▶ EXERCISE: Pull out every line below containing the word "клиента".

· · · · · · ·

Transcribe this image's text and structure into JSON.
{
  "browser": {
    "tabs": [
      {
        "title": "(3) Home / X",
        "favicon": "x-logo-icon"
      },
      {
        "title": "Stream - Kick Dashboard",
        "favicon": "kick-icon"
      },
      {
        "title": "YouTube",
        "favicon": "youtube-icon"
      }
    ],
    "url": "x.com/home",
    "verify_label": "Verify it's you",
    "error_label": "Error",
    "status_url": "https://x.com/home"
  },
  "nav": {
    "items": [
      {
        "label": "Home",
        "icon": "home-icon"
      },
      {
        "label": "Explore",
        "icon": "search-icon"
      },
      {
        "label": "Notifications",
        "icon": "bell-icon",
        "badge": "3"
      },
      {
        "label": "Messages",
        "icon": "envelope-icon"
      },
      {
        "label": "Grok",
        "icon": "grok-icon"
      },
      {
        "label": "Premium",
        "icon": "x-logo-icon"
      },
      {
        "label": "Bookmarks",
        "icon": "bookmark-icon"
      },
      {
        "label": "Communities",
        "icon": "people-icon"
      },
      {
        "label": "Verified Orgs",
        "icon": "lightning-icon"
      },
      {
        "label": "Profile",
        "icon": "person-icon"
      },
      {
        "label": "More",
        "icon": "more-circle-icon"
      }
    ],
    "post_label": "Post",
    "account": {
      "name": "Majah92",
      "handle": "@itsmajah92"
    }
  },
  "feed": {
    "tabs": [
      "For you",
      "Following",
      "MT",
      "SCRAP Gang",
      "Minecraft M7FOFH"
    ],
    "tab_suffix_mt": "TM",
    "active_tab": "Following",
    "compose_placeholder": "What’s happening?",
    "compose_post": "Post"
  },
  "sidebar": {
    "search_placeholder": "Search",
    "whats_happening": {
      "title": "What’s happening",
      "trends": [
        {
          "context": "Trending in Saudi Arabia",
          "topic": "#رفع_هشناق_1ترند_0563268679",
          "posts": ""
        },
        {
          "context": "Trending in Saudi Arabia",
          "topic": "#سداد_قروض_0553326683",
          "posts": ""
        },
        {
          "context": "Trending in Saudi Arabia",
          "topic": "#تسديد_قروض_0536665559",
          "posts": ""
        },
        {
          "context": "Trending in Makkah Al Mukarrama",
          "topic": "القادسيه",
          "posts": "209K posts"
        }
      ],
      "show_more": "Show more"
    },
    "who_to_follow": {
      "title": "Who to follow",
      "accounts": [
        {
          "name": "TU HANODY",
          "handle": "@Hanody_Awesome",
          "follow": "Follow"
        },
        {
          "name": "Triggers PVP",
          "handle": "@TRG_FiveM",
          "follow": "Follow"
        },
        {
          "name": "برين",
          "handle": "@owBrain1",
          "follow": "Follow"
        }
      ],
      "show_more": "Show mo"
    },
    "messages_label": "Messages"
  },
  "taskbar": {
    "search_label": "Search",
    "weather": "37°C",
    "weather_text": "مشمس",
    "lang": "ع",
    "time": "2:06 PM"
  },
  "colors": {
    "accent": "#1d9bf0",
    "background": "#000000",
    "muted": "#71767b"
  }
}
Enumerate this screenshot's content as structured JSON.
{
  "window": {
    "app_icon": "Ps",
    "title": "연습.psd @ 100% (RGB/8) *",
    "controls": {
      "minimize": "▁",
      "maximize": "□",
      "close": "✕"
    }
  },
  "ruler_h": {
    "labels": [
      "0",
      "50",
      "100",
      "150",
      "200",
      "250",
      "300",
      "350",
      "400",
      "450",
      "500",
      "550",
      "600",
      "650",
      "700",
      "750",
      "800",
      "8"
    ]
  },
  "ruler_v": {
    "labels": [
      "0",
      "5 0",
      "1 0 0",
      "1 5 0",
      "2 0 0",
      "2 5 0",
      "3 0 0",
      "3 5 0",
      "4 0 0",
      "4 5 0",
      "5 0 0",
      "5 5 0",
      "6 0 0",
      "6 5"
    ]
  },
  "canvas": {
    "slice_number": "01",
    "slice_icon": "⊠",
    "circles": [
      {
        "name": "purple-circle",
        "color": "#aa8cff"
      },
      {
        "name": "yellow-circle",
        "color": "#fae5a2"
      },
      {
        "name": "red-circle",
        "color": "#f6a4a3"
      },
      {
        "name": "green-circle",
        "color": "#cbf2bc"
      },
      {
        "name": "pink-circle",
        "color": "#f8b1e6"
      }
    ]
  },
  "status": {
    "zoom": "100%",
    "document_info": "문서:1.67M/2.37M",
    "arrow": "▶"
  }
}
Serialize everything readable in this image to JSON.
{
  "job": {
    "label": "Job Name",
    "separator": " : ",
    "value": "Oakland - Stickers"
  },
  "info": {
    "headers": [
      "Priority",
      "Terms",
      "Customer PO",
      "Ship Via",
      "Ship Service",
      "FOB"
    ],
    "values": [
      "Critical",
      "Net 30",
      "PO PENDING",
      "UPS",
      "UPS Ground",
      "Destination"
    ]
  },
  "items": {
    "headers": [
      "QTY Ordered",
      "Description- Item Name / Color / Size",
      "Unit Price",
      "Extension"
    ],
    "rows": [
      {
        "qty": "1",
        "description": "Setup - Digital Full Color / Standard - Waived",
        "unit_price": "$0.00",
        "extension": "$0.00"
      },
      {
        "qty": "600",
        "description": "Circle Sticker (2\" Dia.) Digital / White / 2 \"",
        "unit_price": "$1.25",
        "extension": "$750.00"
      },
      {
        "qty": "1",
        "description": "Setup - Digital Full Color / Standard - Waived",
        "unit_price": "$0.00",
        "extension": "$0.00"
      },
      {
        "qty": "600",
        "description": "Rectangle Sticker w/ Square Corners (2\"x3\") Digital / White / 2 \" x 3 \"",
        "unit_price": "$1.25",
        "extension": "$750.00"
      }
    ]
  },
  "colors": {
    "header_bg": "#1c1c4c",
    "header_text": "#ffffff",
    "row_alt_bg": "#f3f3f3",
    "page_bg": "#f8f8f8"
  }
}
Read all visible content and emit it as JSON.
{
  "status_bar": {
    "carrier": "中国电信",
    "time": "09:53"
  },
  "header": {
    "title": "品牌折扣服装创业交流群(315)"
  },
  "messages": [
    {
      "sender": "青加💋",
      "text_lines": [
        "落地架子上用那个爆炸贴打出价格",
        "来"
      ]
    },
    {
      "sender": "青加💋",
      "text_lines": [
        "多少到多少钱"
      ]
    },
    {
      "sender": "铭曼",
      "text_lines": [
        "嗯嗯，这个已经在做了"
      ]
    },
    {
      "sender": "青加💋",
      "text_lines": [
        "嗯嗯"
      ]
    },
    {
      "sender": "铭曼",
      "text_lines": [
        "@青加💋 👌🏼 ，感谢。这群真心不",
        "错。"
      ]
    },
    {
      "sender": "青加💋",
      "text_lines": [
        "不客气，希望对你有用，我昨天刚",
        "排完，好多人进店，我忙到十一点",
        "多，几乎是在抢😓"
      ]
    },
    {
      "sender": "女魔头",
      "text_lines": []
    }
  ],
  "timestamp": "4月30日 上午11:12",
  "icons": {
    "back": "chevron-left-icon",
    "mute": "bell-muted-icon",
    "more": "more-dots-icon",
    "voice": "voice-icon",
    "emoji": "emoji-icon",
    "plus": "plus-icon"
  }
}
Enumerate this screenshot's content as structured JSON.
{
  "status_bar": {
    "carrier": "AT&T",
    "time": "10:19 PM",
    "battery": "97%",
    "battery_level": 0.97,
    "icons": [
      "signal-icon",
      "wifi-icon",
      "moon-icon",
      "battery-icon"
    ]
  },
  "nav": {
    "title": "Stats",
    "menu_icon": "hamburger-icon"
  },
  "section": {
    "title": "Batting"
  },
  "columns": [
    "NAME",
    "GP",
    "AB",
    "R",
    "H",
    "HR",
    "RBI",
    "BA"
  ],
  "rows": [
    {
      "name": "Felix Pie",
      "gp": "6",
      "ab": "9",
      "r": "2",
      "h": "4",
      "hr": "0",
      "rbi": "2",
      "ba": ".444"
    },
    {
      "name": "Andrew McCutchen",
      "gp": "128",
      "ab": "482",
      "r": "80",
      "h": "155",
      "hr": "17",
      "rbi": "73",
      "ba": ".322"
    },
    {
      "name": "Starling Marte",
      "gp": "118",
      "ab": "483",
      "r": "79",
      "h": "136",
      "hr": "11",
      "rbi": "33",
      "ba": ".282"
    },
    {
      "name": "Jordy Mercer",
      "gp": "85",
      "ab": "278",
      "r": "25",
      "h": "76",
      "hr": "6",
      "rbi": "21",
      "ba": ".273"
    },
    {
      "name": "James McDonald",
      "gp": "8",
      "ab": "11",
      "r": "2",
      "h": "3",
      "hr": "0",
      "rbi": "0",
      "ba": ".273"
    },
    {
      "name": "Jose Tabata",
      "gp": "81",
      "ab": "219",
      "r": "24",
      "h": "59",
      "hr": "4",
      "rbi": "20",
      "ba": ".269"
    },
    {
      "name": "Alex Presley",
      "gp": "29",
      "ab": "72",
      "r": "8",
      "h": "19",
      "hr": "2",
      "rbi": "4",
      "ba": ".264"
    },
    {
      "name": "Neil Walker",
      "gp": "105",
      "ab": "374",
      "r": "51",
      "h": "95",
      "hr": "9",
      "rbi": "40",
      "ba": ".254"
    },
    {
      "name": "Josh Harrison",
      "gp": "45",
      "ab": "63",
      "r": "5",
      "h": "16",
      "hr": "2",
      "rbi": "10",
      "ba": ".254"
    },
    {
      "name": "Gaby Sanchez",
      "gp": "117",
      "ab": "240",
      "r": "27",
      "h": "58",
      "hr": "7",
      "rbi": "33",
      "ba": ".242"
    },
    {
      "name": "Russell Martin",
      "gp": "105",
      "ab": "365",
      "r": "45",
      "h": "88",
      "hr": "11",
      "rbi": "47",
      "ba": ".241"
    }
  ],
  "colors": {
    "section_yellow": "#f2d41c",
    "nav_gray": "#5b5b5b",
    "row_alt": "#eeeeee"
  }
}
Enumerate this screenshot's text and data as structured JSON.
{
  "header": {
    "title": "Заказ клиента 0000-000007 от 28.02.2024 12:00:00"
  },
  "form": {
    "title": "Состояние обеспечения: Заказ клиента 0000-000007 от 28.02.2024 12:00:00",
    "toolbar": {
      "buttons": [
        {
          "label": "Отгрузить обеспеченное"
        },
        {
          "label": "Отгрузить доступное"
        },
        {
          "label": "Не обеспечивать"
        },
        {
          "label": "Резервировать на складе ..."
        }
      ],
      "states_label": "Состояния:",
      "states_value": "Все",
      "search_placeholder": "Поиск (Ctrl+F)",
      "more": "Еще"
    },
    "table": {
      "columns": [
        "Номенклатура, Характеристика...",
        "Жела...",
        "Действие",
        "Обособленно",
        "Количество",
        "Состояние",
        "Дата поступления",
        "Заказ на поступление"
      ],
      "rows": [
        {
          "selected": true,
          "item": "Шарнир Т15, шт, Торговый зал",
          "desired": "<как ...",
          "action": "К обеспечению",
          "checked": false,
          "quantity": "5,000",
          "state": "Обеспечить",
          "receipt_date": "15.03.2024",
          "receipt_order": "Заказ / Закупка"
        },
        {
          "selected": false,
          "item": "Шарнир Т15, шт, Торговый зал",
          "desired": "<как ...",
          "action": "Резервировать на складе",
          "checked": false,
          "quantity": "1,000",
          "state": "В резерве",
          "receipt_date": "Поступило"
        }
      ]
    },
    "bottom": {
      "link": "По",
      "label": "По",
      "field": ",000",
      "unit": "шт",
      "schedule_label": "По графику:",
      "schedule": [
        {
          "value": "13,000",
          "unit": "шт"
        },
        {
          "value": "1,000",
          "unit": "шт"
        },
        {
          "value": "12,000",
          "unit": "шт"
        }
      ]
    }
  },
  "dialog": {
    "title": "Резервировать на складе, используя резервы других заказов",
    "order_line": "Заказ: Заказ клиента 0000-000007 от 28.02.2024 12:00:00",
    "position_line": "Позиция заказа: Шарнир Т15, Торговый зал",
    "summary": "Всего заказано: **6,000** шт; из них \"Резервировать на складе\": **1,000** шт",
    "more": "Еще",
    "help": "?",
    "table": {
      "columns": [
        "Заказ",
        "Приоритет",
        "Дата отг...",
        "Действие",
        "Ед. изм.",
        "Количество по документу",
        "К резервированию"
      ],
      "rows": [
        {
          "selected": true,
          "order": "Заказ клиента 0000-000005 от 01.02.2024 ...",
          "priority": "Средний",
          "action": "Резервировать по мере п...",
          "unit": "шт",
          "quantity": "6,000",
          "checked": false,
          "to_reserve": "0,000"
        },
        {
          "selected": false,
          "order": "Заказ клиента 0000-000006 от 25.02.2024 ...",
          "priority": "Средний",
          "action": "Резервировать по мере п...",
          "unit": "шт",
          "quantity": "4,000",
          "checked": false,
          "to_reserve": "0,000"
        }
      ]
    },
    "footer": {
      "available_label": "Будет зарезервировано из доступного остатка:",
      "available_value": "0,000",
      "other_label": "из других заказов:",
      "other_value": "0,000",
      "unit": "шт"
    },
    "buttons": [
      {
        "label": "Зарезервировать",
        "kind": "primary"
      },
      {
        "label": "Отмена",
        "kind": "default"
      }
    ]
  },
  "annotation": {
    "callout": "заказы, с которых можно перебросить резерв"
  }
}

· · · · · · ·

▶ PROBLEM SOLUTION:
    "title": "Заказ клиента 0000-000007 от 28.02.2024 12:00:00"
    "title": "Состояние обеспечения: Заказ клиента 0000-000007 от 28.02.2024 12:00:00",
    "order_line": "Заказ: Заказ клиента 0000-000007 от 28.02.2024 12:00:00",
          "order": "Заказ клиента 0000-000005 от 01.02.2024 ...",
          "order": "Заказ клиента 0000-000006 от 25.02.2024 ...",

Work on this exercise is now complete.